Copy out, word for word, the stretch of the records below that begins with the line containing "section-title: Egenskaper <box>36" and ends with the line containing "bullet-icon <box>99 657 109 667</box>", both of those lines included.

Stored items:
┌──

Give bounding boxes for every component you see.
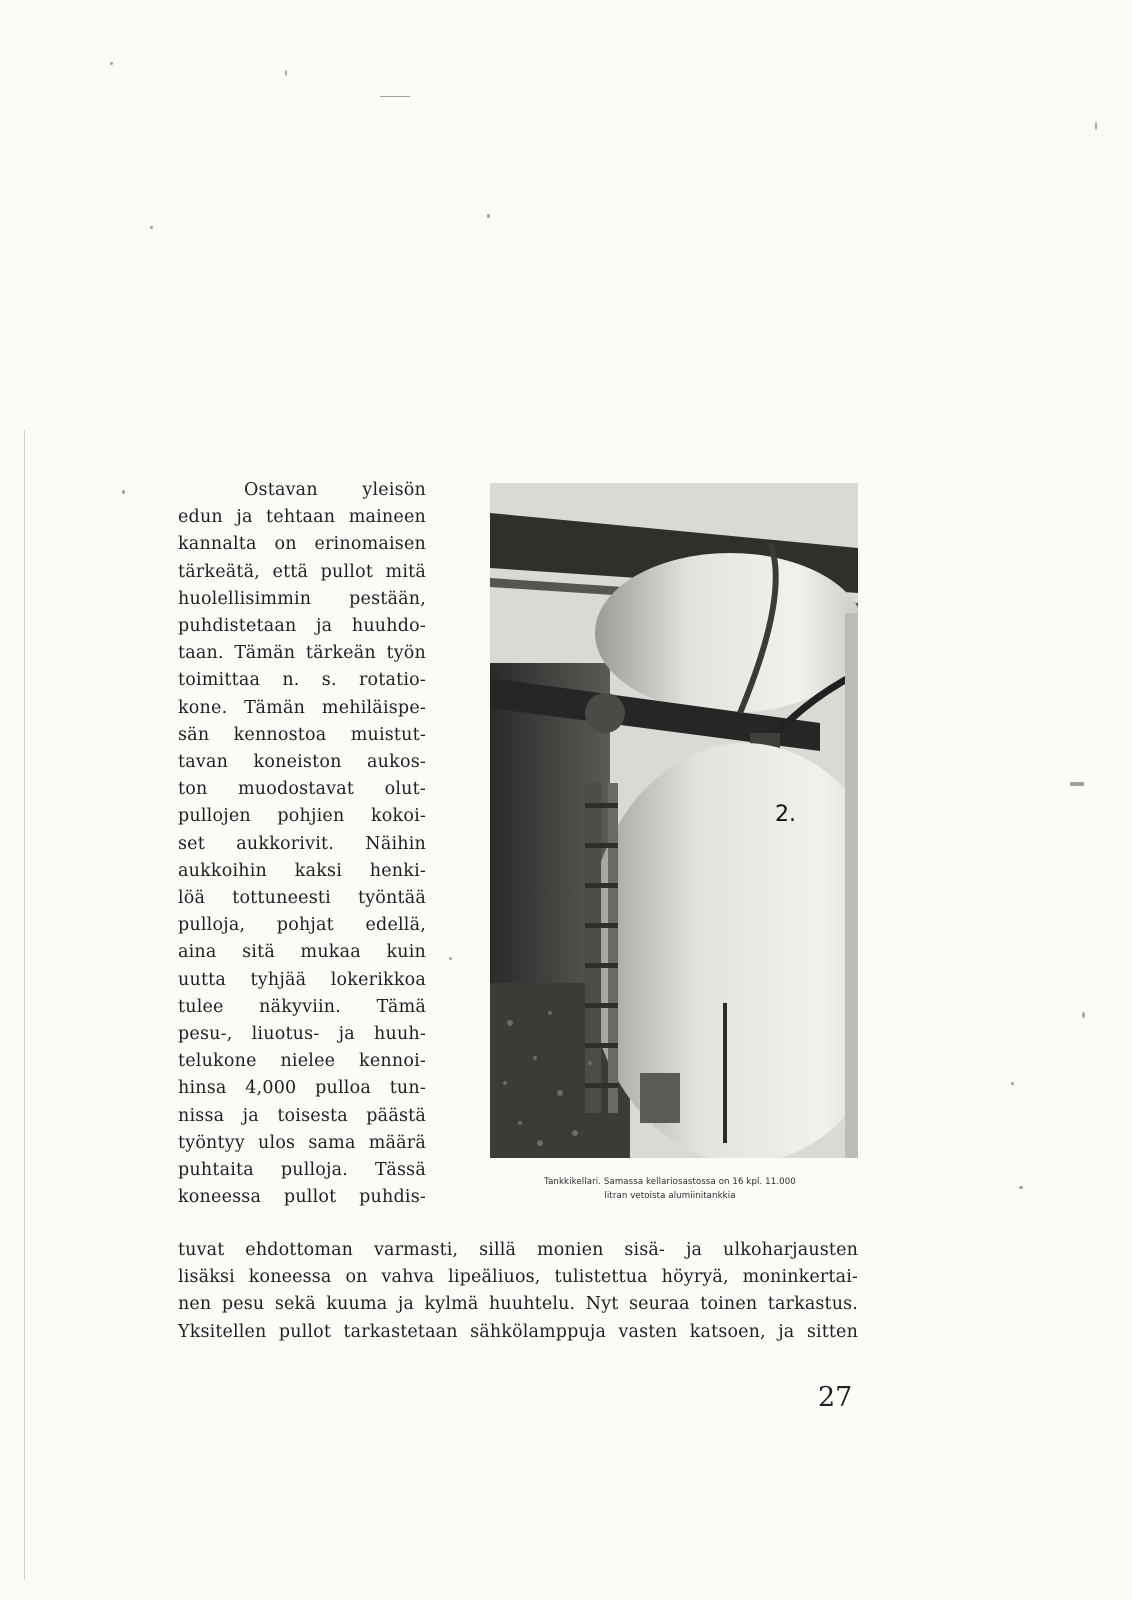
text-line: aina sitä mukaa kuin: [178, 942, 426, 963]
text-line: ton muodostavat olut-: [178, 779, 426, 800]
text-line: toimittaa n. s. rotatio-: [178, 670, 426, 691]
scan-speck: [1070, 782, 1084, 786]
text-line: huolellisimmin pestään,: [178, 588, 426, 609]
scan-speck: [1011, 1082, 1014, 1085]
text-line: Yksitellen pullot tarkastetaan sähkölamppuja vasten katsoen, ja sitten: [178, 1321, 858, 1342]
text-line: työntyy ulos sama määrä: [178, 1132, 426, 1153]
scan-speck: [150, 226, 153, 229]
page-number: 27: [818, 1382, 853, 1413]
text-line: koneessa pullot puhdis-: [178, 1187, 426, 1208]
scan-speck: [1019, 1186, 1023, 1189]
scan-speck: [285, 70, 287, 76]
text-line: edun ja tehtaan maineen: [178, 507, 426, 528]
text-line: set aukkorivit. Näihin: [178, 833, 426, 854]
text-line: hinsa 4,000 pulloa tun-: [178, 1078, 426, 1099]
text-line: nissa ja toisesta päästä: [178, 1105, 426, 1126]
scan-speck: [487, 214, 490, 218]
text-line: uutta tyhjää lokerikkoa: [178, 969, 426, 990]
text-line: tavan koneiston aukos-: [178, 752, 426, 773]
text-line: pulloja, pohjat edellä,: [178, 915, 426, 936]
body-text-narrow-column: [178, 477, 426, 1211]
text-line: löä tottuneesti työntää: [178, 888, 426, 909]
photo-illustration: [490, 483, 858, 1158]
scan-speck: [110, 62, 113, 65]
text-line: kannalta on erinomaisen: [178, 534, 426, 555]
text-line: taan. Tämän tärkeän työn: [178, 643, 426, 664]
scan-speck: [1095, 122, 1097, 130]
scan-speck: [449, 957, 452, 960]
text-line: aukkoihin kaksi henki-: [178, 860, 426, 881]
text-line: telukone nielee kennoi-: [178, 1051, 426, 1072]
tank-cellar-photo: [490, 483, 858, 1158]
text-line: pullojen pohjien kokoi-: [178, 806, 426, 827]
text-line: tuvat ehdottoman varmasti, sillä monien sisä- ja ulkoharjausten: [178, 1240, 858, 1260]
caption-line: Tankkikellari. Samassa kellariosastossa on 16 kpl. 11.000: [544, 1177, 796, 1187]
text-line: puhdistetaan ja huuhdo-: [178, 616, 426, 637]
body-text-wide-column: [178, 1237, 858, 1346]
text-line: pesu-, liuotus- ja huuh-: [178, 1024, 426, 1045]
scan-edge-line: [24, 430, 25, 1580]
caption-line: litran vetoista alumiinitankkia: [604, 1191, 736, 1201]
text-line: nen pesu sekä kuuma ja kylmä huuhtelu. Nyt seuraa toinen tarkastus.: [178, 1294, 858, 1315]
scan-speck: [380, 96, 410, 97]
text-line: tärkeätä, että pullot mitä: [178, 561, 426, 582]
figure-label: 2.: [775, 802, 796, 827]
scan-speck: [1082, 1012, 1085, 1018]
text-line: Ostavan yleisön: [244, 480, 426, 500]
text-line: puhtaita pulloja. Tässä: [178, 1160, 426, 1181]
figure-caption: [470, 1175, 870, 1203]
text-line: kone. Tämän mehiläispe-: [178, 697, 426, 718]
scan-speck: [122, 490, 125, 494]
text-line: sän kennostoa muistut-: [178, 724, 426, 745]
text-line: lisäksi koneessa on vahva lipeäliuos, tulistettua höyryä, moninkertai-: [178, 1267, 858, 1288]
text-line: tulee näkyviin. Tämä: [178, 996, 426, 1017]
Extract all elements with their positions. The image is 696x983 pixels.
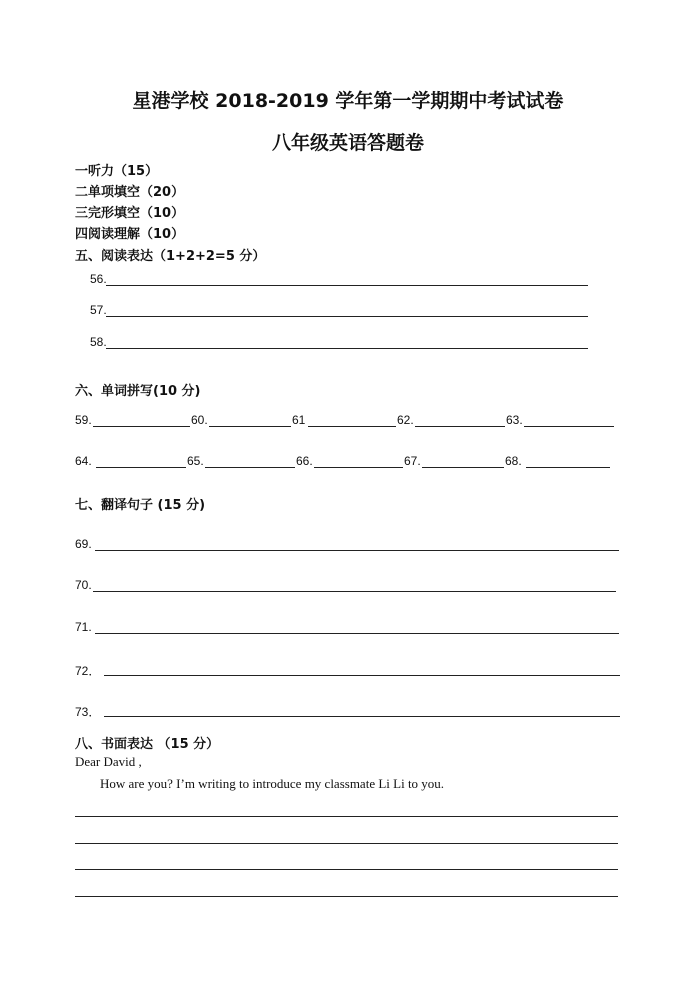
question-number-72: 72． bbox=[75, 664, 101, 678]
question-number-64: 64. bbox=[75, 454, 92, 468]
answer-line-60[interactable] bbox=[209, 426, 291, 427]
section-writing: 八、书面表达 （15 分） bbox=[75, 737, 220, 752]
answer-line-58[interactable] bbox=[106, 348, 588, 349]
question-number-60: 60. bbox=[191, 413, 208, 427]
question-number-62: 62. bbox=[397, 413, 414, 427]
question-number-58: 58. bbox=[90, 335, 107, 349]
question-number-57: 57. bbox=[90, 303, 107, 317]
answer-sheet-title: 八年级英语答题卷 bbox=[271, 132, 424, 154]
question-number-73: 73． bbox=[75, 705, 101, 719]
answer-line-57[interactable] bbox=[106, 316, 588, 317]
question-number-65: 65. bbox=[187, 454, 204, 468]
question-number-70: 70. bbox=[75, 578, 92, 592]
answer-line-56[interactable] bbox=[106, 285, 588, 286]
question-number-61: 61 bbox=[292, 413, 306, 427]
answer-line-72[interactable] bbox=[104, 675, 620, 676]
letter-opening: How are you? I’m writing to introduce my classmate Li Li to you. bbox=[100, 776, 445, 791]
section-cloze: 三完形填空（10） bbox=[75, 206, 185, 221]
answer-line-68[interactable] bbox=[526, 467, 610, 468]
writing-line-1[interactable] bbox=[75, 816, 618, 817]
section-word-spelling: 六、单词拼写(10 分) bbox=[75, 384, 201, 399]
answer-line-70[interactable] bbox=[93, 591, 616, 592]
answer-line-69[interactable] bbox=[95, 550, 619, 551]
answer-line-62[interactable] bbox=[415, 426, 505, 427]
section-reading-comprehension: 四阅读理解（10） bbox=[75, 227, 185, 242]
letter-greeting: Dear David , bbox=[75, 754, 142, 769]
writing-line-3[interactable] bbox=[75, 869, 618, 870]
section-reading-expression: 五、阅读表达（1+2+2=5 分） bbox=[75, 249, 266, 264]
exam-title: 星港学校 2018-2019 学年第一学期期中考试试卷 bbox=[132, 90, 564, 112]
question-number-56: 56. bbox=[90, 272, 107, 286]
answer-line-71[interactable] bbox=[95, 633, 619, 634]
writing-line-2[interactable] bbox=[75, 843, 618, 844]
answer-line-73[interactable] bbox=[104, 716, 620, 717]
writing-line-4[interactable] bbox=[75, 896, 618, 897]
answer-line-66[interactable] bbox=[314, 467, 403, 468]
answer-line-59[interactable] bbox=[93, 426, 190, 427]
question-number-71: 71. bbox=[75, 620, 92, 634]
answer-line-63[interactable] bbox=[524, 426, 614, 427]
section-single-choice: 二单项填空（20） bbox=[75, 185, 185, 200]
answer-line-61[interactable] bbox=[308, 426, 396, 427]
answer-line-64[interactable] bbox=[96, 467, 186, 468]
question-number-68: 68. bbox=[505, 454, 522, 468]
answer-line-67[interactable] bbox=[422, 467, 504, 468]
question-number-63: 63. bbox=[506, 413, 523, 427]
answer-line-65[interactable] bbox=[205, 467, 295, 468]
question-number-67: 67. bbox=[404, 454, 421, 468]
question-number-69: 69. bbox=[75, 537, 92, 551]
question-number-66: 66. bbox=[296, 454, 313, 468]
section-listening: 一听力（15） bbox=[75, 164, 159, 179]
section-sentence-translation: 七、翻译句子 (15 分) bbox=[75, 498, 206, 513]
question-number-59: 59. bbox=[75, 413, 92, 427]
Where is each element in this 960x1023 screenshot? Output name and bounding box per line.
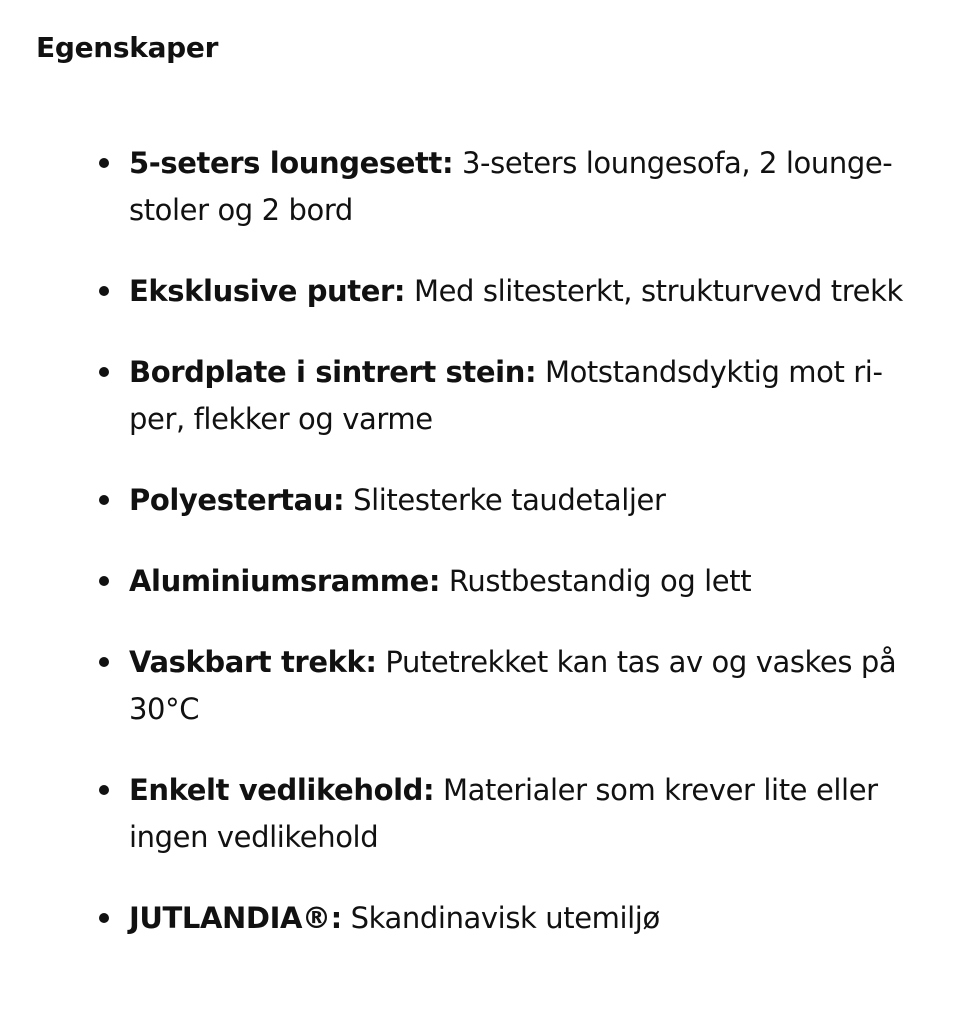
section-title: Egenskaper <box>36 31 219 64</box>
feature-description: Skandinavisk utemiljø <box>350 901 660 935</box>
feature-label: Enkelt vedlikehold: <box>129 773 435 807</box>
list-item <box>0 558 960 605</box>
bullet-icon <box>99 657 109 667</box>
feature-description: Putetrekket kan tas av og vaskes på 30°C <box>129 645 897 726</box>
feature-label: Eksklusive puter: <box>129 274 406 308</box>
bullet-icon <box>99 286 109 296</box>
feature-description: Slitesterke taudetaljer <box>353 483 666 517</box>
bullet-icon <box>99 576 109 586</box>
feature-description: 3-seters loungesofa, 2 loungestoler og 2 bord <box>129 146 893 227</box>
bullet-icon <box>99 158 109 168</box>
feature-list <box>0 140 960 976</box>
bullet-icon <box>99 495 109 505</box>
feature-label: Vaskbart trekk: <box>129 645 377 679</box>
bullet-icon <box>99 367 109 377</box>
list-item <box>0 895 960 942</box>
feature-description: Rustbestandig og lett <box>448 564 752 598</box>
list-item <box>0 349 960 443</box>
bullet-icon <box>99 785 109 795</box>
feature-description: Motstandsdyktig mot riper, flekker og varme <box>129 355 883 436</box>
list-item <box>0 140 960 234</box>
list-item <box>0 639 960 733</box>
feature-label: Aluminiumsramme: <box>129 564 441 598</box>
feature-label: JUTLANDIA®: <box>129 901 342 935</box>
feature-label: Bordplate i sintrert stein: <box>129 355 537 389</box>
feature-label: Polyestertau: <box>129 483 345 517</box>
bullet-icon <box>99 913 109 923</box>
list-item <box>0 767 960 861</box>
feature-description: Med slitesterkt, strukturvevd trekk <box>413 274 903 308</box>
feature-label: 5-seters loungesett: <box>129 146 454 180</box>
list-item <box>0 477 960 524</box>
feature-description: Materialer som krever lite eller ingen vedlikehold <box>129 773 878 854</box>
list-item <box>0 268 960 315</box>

└──

#### Solution to this exercise
section-title: Egenskaper <box>36 31 219 64</box>
feature-description: Skandinavisk utemiljø <box>350 901 660 935</box>
feature-label: Enkelt vedlikehold: <box>129 773 435 807</box>
list-item <box>0 558 960 605</box>
bullet-icon <box>99 657 109 667</box>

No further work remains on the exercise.